** TASK PROMPT **
State how many lines of the listing below include the word "cgdcont". Give only the number.

========================

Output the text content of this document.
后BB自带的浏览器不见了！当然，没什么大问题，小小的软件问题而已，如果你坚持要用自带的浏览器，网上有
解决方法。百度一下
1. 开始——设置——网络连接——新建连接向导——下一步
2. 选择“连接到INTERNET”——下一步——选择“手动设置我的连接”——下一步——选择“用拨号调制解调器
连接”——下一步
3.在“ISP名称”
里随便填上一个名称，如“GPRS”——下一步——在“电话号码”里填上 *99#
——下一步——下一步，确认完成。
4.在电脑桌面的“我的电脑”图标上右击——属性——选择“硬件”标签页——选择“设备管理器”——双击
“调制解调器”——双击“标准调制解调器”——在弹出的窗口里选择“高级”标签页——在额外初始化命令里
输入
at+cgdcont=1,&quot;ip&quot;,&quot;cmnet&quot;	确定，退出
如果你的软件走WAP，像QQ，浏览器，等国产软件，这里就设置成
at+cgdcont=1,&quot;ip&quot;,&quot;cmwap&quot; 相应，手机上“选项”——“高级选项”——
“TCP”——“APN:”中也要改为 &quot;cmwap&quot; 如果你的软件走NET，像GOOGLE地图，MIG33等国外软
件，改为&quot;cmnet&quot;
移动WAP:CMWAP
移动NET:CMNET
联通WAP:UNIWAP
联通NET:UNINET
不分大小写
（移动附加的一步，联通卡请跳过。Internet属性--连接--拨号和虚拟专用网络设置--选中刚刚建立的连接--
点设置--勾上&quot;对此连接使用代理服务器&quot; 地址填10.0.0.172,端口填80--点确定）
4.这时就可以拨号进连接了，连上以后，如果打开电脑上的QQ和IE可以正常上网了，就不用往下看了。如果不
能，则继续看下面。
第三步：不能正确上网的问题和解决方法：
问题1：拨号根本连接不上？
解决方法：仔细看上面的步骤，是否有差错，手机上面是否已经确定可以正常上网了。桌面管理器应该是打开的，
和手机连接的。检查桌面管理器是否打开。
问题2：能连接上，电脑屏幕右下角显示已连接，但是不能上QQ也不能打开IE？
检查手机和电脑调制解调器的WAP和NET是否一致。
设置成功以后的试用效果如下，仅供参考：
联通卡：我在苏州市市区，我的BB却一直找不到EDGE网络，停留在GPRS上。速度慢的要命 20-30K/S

========================

** EXPECTED ANSWER **
2